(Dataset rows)
··········

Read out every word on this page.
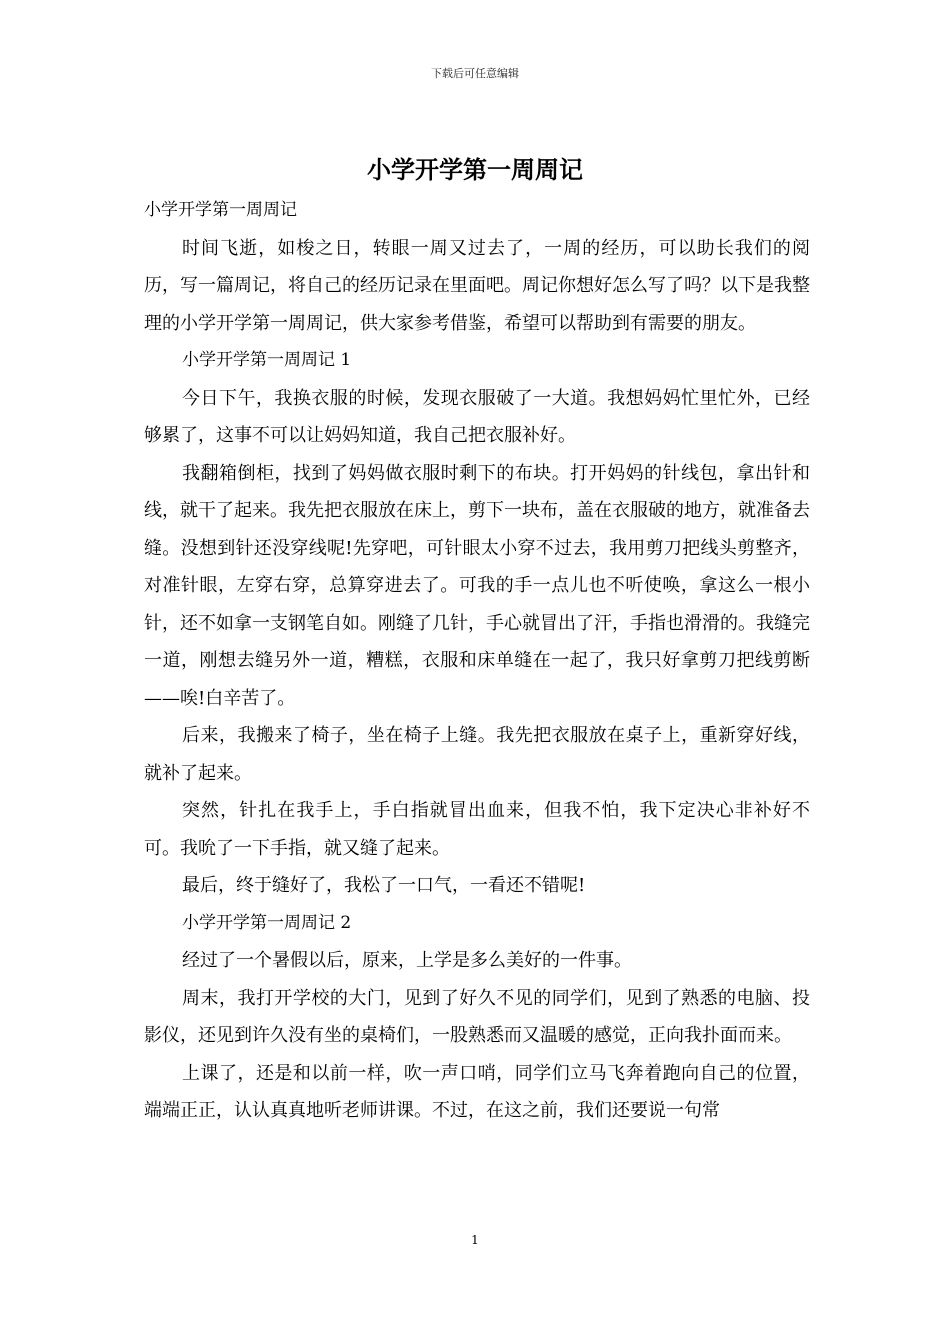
下载后可任意编辑
小学开学第一周周记

小学开学第一周周记

时间飞逝，如梭之日，转眼一周又过去了，一周的经历，可以助长我们的阅历，写一篇周记，将自己的经历记录在里面吧。周记你想好怎么写了吗？以下是我整理的小学开学第一周周记，供大家参考借鉴，希望可以帮助到有需要的朋友。

小学开学第一周周记 1

今日下午，我换衣服的时候，发现衣服破了一大道。我想妈妈忙里忙外，已经够累了，这事不可以让妈妈知道，我自己把衣服补好。

我翻箱倒柜，找到了妈妈做衣服时剩下的布块。打开妈妈的针线包，拿出针和线，就干了起来。我先把衣服放在床上，剪下一块布，盖在衣服破的地方，就准备去缝。没想到针还没穿线呢!先穿吧，可针眼太小穿不过去，我用剪刀把线头剪整齐，对准针眼，左穿右穿，总算穿进去了。可我的手一点儿也不听使唤，拿这么一根小针，还不如拿一支钢笔自如。刚缝了几针，手心就冒出了汗，手指也滑滑的。我缝完一道，刚想去缝另外一道，糟糕，衣服和床单缝在一起了，我只好拿剪刀把线剪断——唉!白辛苦了。

后来，我搬来了椅子，坐在椅子上缝。我先把衣服放在桌子上，重新穿好线，就补了起来。

突然，针扎在我手上，手白指就冒出血来，但我不怕，我下定决心非补好不可。我吮了一下手指，就又缝了起来。

最后，终于缝好了，我松了一口气，一看还不错呢!

小学开学第一周周记 2

经过了一个暑假以后，原来，上学是多么美好的一件事。

周末，我打开学校的大门，见到了好久不见的同学们，见到了熟悉的电脑、投影仪，还见到许久没有坐的桌椅们，一股熟悉而又温暖的感觉，正向我扑面而来。

上课了，还是和以前一样，吹一声口哨，同学们立马飞奔着跑向自己的位置，端端正正，认认真真地听老师讲课。不过，在这之前，我们还要说一句常

1
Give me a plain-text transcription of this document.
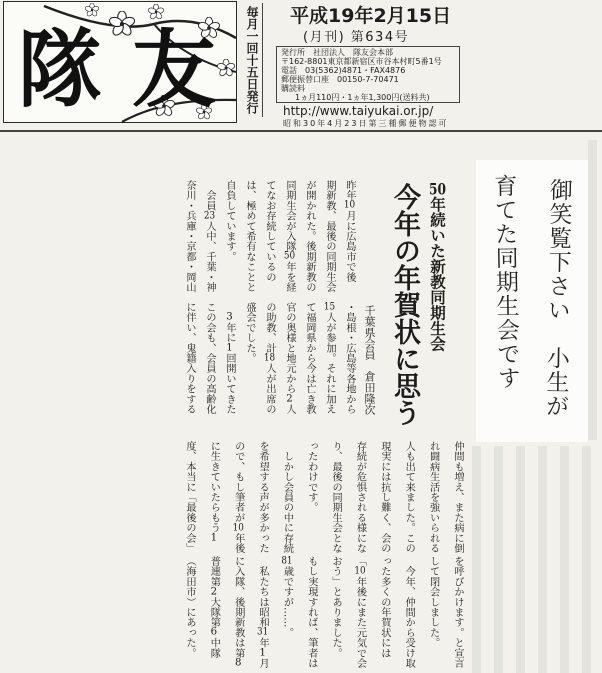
隊 友 毎月一回十五日発行 平成19年2月15日
(月刊) 第634号
発行所　社団法人　隊友会本部
〒162-8801東京都新宿区市谷本村町5番1号
電話　03(5362)4871・FAX4876
郵便振替口座　00150-7-70471
購読料
1ヵ月110円・1ヵ年1,300円(送料共)
http://www.taiyukai.or.jp/
昭和30年4月23日第三種郵便物認可
50年続いた新教同期生会
今年の年賀状に思う
千葉県会員　倉田隆次
昨年10月に広島市で後
期新教、最後の同期生会
が開かれた。後期新教の
同期生会が入隊50年を経
てなお存続しているの
は、極めて希有なことと
自負しています。
　会員23人中、千葉・神
奈川・兵庫・京都・岡山
・島根・広島等各地から
15人が参加。それに加え
て福岡県から今は亡き教
官の奥様と地元から2人
の助教、計18人が出席の
盛会でした。
　3年に1回開いてきた
この会も、会員の高齢化
に伴い、鬼籍入りをする
仲間も増え、また病に倒
れ闘病生活を強いられる
人も出て来ました。この
現実には抗し難く、会の
存続が危惧される様にな
り、最後の同期生会とな
ったわけです。
　しかし会員の中に存続
を希望する声が多かった
ので、もし筆者が10年後
に生きていたらもう1
度、本当に「最後の会」
を呼びかけます。と宣言
して閉会しました。
　今年、仲間から受け取
った多くの年賀状には
「10年後にまた元気で会
おう」とありました。
もし実現すれば、筆者は
81歳ですが……。
　私たちは昭和31年1月
に入隊、後期新教は第8
普連第2大隊第6中隊
（海田市）にあった。
御笑覧下さい　小生が
育てた同期生会です
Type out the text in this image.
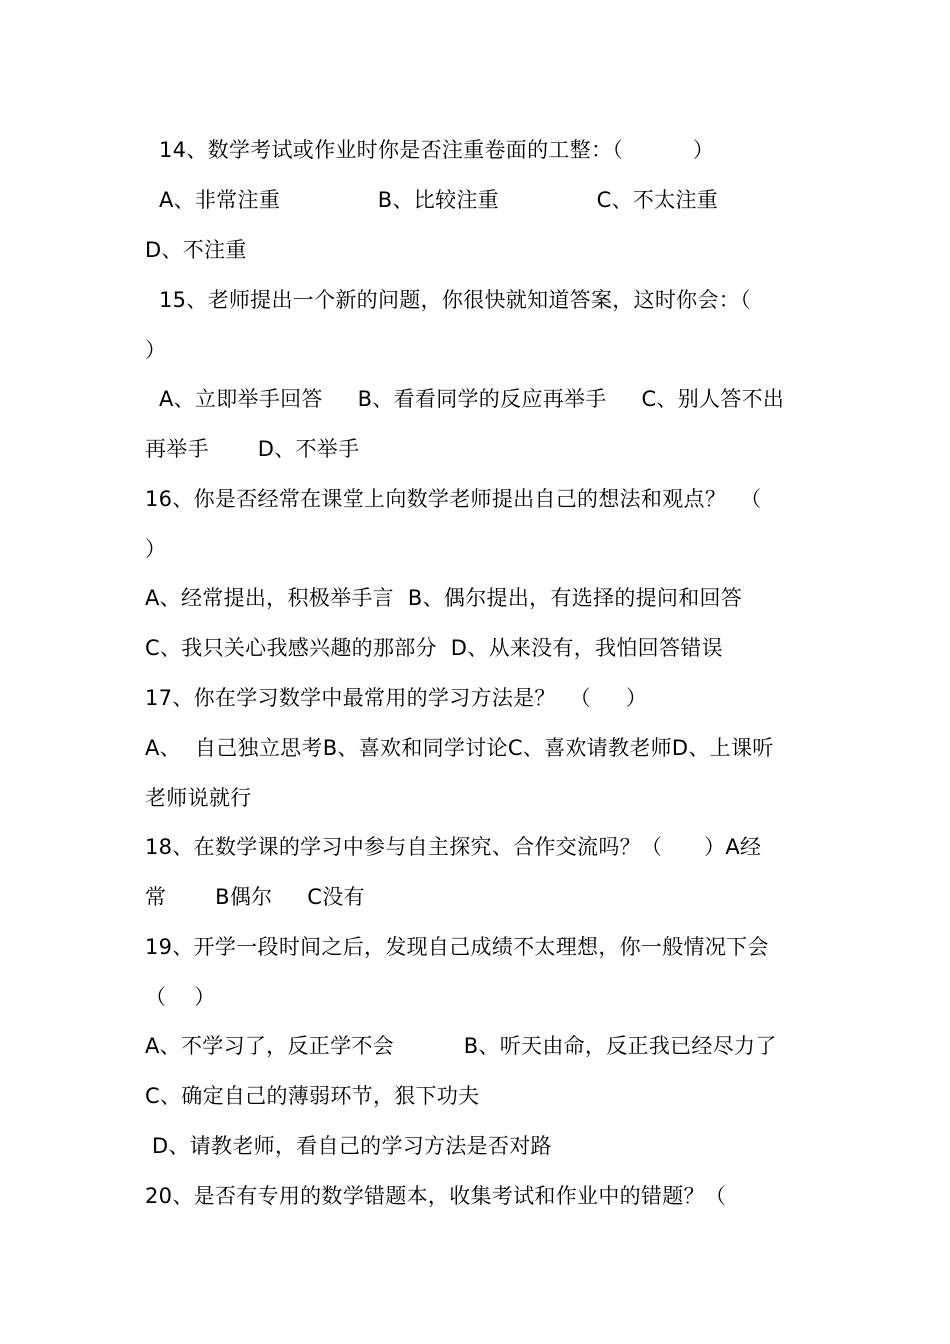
14、数学考试或作业时你是否注重卷面的工整：（          ）
A、非常注重              B、比较注重              C、不太注重
D、不注重
15、老师提出一个新的问题，你很快就知道答案，这时你会：（
）
A、立即举手回答     B、看看同学的反应再举手     C、别人答不出
再举手       D、不举手
16、你是否经常在课堂上向数学老师提出自己的想法和观点？  （
）
A、经常提出，积极举手言  B、偶尔提出，有选择的提问和回答
C、我只关心我感兴趣的那部分  D、从来没有，我怕回答错误
17、你在学习数学中最常用的学习方法是？  （     ）
A、  自己独立思考B、喜欢和同学讨论C、喜欢请教老师D、上课听
老师说就行
18、在数学课的学习中参与自主探究、合作交流吗？（      ）A经
常       B偶尔     C没有
19、开学一段时间之后，发现自己成绩不太理想，你一般情况下会
（    ）
A、不学习了，反正学不会          B、听天由命，反正我已经尽力了
C、确定自己的薄弱环节，狠下功夫
D、请教老师，看自己的学习方法是否对路
20、是否有专用的数学错题本，收集考试和作业中的错题？（
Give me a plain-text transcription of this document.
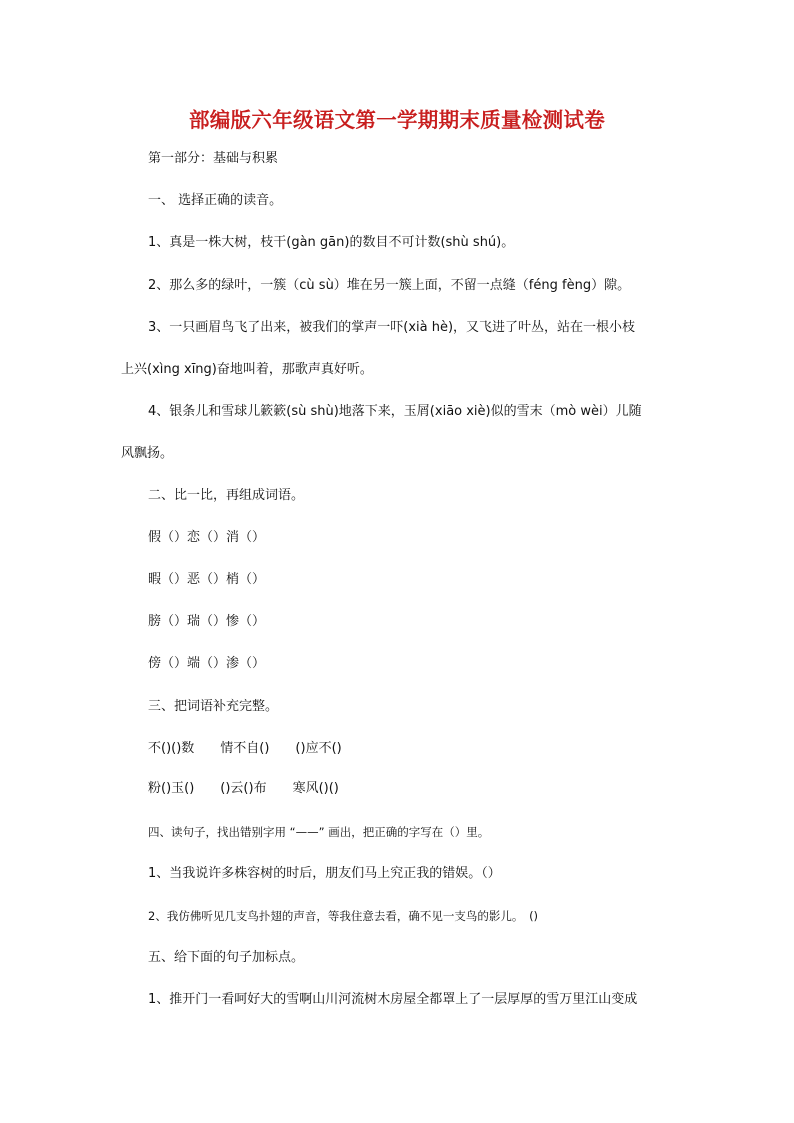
部编版六年级语文第一学期期末质量检测试卷
第一部分：基础与积累
一、 选择正确的读音。
1、真是一株大树，枝干(gàn gān)的数目不可计数(shù shú)。
2、那么多的绿叶，一簇（cù sù）堆在另一簇上面，不留一点缝（féng fèng）隙。
3、一只画眉鸟飞了出来，被我们的掌声一吓(xià hè)，又飞进了叶丛，站在一根小枝
上兴(xìng xīng)奋地叫着，那歌声真好听。
4、银条儿和雪球儿簌簌(sù shù)地落下来，玉屑(xiāo xiè)似的雪末（mò wèi）儿随
风飘扬。
二、比一比，再组成词语。
假（）恋（）消（）
暇（）恶（）梢（）
膀（）瑞（）惨（）
傍（）端（）渗（）
三、把词语补充完整。
不()()数　　情不自()　　()应不()
粉()玉()　　()云()布　　寒风()()
四、读句子，找出错别字用 “——” 画出，把正确的字写在（）里。
1、当我说许多株容树的时后，朋友们马上究正我的错娱。（）
2、我仿佛听见几支鸟扑翅的声音，等我住意去看，确不见一支鸟的影儿。　()
五、给下面的句子加标点。
1、推开门一看呵好大的雪啊山川河流树木房屋全都罩上了一层厚厚的雪万里江山变成
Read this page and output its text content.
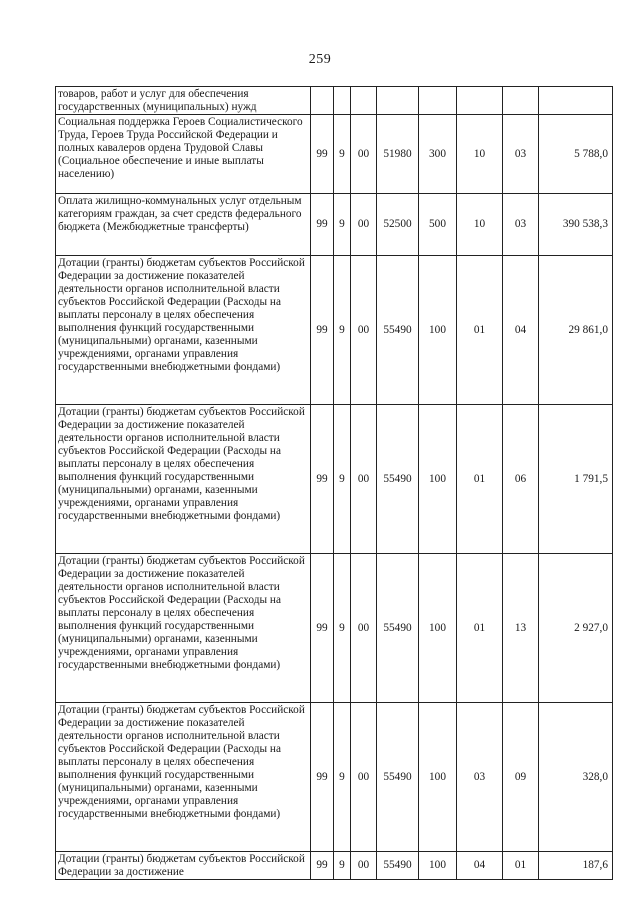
259
товаров, работ и услуг для обеспечения государственных (муниципальных) нужд								
Социальная поддержка Героев Социалистического Труда, Героев Труда Российской Федерации и полных кавалеров ордена Трудовой Славы (Социальное обеспечение и иные выплаты населению)	99	9	00	51980	300	10	03	5 788,0
Оплата жилищно-коммунальных услуг отдельным категориям граждан, за счет средств федерального бюджета (Межбюджетные трансферты)	99	9	00	52500	500	10	03	390 538,3
Дотации (гранты) бюджетам субъектов Российской Федерации за достижение показателей деятельности органов исполнительной власти субъектов Российской Федерации (Расходы на выплаты персоналу в целях обеспечения выполнения функций государственными (муниципальными) органами, казенными учреждениями, органами управления государственными внебюджетными фондами)	99	9	00	55490	100	01	04	29 861,0
Дотации (гранты) бюджетам субъектов Российской Федерации за достижение показателей деятельности органов исполнительной власти субъектов Российской Федерации (Расходы на выплаты персоналу в целях обеспечения выполнения функций государственными (муниципальными) органами, казенными учреждениями, органами управления государственными внебюджетными фондами)	99	9	00	55490	100	01	06	1 791,5
Дотации (гранты) бюджетам субъектов Российской Федерации за достижение показателей деятельности органов исполнительной власти субъектов Российской Федерации (Расходы на выплаты персоналу в целях обеспечения выполнения функций государственными (муниципальными) органами, казенными учреждениями, органами управления государственными внебюджетными фондами)	99	9	00	55490	100	01	13	2 927,0
Дотации (гранты) бюджетам субъектов Российской Федерации за достижение показателей деятельности органов исполнительной власти субъектов Российской Федерации (Расходы на выплаты персоналу в целях обеспечения выполнения функций государственными (муниципальными) органами, казенными учреждениями, органами управления государственными внебюджетными фондами)	99	9	00	55490	100	03	09	328,0
Дотации (гранты) бюджетам субъектов Российской Федерации за достижение	99	9	00	55490	100	04	01	187,6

··········

## [Your objective]
Which lines hold the string "услуг"? Copy all of them from the data above.

## [Task output]
товаров, работ и услуг для обеспечения государственных (муниципальных) нужд								
Оплата жилищно-коммунальных услуг отдельным категориям граждан, за счет средств федерального бюджета (Межбюджетные трансферты)	99	9	00	52500	500	10	03	390 538,3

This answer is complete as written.